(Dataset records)
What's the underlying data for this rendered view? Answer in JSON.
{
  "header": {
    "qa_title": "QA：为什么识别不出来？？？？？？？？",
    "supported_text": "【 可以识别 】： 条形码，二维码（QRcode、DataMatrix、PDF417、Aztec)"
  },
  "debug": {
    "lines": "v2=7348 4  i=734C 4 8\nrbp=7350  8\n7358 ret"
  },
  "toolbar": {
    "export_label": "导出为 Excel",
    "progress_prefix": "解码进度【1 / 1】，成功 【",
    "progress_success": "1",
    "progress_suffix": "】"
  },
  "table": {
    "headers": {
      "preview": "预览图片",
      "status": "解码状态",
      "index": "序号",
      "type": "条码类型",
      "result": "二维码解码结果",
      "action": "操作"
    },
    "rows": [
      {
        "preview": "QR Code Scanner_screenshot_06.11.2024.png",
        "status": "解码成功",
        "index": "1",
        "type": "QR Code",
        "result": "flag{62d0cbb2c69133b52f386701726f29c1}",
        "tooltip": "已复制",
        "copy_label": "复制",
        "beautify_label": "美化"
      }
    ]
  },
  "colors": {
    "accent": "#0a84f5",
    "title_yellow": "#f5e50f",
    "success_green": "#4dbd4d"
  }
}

---

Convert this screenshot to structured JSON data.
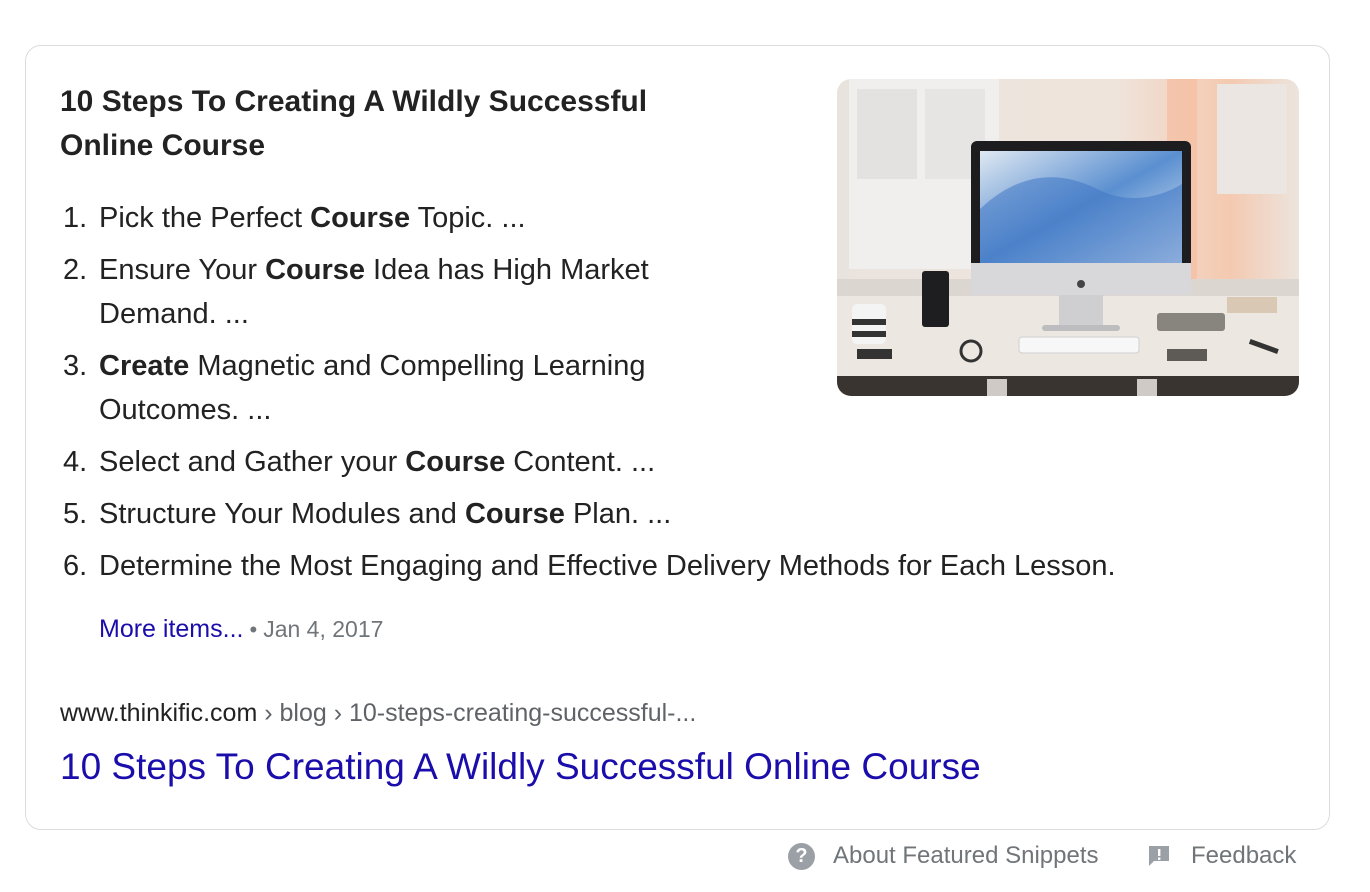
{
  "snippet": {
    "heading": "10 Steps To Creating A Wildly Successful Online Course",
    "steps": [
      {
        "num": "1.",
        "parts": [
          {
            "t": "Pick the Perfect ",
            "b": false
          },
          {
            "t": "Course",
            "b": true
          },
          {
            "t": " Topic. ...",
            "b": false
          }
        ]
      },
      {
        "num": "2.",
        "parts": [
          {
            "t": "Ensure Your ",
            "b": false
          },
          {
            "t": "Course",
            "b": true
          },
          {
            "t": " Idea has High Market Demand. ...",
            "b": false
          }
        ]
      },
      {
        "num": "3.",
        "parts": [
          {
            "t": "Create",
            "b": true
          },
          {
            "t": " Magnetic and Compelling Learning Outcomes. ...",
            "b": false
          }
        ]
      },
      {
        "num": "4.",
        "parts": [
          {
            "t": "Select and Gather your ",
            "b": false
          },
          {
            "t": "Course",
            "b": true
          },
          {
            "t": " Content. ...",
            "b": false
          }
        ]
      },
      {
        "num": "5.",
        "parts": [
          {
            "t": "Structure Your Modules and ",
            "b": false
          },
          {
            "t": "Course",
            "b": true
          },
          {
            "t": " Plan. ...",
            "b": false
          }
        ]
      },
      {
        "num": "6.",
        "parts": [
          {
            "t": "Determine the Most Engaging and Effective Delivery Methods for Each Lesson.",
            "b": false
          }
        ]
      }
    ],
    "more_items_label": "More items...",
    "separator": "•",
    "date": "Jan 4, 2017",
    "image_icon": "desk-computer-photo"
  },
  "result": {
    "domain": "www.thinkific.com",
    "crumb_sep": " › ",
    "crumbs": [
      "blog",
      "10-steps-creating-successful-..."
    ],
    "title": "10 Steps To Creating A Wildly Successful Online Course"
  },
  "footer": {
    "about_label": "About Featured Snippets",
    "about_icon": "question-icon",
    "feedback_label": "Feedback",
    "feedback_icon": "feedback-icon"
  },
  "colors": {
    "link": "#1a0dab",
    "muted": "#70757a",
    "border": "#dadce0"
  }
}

### Exercise
Check every line of the data, and copy the ones that contain "preview".

### Exercise answer
      "preview": "预览图片",
        "preview": "QR Code Scanner_screenshot_06.11.2024.png",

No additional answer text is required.